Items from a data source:
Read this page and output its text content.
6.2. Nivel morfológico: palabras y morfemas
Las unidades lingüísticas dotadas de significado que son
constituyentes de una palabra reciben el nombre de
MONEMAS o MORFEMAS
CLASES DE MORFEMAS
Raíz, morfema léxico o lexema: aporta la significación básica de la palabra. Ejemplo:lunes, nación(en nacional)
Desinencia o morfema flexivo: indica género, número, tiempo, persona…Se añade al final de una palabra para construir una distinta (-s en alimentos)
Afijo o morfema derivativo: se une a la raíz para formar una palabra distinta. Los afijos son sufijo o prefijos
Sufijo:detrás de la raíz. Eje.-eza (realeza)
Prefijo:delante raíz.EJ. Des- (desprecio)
* * *
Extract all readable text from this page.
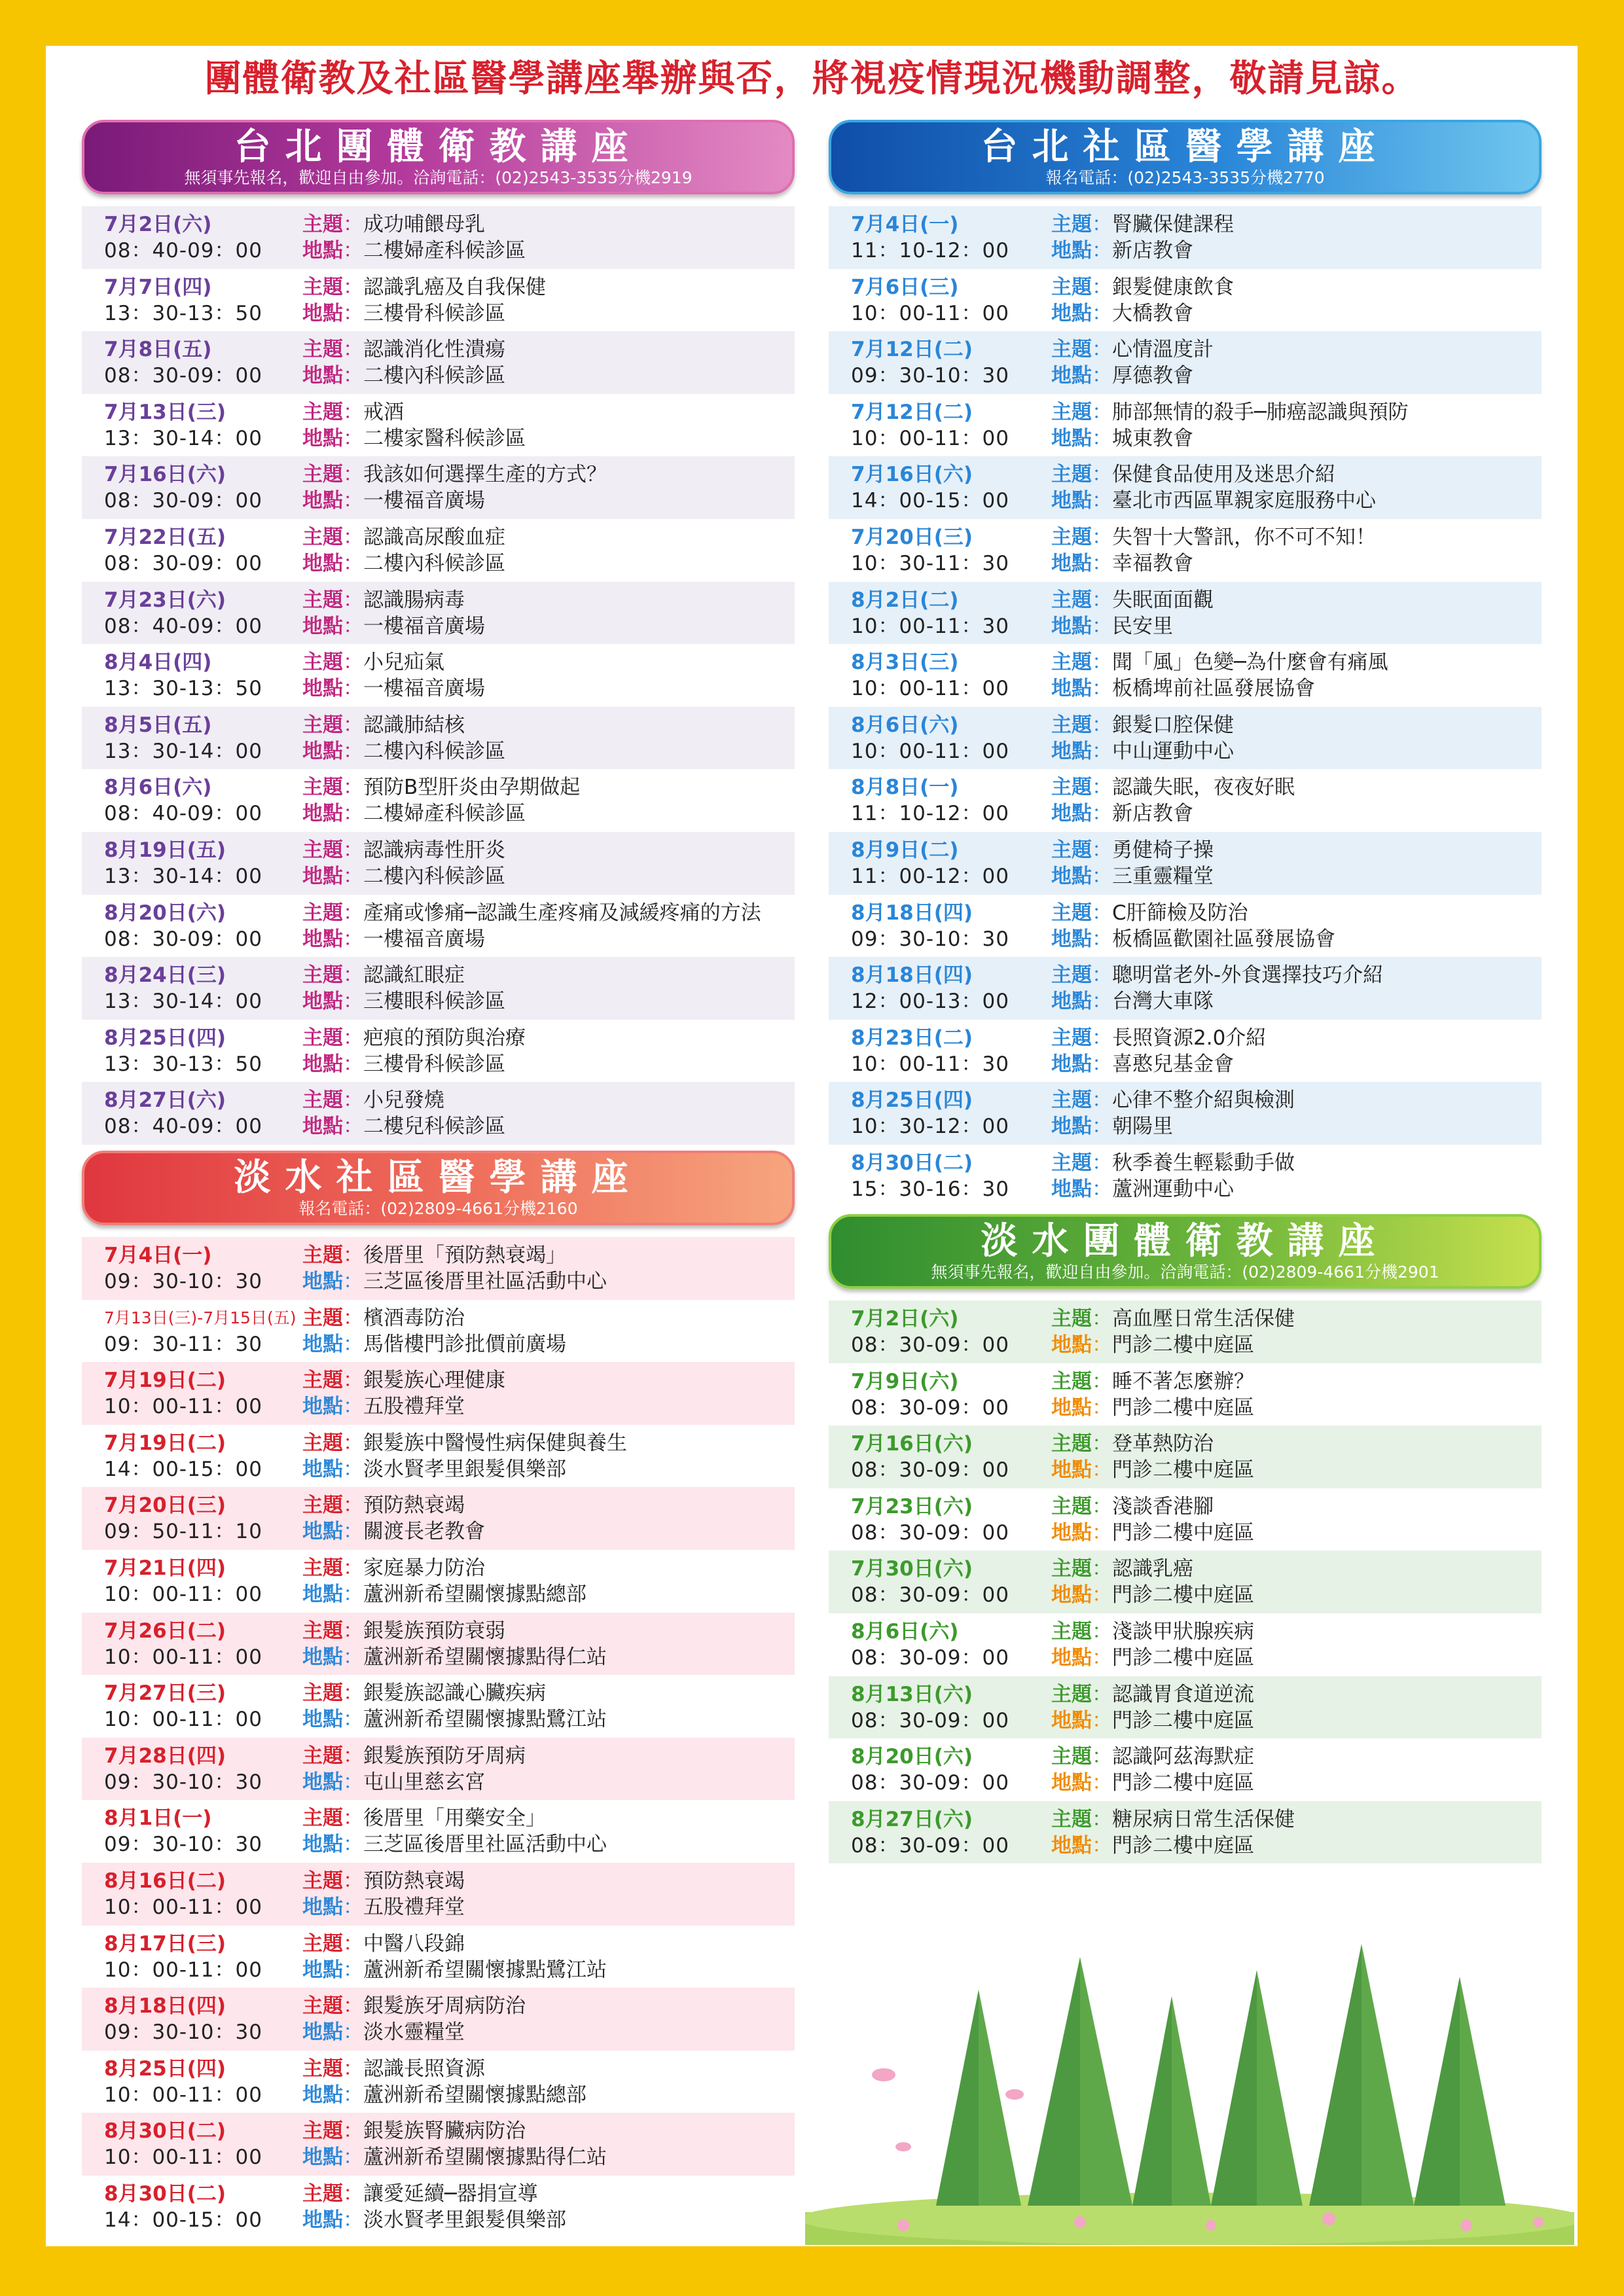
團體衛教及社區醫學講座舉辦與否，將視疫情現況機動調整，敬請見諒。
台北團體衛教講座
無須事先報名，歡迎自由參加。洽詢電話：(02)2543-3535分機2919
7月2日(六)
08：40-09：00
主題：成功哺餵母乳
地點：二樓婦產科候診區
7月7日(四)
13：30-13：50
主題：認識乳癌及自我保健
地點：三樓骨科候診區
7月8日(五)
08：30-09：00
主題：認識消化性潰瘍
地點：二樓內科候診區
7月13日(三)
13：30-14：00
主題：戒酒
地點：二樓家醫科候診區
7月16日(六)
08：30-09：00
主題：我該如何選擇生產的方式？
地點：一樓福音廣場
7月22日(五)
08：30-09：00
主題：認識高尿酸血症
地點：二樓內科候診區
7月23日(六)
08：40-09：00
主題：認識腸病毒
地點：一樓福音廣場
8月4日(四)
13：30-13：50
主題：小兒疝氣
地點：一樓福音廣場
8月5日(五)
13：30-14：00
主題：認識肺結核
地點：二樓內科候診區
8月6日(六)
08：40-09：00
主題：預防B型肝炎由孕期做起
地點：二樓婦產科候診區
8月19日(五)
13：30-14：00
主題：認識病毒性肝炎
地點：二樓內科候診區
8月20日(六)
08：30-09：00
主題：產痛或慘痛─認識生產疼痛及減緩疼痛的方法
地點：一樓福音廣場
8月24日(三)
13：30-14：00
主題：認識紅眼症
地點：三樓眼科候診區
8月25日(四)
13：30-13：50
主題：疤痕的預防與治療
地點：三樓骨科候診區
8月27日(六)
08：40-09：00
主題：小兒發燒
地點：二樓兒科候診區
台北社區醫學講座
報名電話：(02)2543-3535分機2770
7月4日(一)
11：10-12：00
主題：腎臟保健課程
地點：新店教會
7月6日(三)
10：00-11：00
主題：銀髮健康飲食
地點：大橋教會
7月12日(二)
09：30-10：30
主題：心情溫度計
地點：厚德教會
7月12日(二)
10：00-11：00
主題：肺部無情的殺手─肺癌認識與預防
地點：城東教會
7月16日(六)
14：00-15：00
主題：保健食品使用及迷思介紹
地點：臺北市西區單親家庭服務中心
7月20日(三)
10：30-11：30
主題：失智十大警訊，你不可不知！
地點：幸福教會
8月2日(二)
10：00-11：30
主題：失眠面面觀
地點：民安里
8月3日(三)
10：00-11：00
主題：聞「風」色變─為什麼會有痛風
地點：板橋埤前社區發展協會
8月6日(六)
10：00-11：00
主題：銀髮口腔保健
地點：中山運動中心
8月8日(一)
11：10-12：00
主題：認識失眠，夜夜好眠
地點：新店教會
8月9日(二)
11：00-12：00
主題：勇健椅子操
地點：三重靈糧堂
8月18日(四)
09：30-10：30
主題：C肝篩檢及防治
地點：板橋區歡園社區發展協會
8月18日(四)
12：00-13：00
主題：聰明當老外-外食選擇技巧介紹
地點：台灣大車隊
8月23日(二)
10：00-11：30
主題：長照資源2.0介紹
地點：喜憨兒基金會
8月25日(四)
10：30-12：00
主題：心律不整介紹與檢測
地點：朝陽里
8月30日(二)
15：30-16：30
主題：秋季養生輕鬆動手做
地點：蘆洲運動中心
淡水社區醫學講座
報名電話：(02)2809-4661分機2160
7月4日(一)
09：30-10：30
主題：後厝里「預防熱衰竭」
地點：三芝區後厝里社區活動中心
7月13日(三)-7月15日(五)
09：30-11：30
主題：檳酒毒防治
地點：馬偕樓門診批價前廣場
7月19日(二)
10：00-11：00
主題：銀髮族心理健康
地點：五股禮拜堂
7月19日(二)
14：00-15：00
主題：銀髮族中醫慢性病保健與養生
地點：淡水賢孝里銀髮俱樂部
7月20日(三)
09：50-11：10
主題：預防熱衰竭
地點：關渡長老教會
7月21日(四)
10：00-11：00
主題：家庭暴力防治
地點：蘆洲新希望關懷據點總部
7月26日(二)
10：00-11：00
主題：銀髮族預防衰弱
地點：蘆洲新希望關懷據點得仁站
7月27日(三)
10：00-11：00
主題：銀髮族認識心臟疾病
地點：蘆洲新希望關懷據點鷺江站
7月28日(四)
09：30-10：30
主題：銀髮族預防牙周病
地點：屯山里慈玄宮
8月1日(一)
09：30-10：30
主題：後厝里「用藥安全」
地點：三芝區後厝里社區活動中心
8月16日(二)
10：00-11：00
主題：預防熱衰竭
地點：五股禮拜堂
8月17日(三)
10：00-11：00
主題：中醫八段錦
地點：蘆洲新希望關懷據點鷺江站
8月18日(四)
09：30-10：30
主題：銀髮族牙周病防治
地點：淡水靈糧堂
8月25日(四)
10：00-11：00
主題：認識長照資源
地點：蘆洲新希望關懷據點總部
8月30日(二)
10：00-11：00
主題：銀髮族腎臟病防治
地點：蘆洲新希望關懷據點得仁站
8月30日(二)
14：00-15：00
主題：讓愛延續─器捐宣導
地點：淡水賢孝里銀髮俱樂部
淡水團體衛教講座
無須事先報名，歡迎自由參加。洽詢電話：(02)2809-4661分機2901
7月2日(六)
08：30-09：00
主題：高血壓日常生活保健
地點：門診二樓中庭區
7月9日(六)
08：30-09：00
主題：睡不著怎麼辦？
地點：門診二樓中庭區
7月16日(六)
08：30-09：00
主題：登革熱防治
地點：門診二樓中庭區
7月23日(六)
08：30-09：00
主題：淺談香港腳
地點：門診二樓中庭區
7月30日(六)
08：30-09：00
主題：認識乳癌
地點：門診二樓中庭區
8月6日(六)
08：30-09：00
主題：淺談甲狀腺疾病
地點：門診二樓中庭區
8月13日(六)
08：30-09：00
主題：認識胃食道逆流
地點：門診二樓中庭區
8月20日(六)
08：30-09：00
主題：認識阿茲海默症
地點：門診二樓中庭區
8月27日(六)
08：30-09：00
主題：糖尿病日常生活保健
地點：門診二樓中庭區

• **Prompt**: List the lines of the material in which the word "歡迎自由參加" occurs.

• **Written response**:
無須事先報名，歡迎自由參加。洽詢電話：(02)2543-3535分機2919
無須事先報名，歡迎自由參加。洽詢電話：(02)2809-4661分機2901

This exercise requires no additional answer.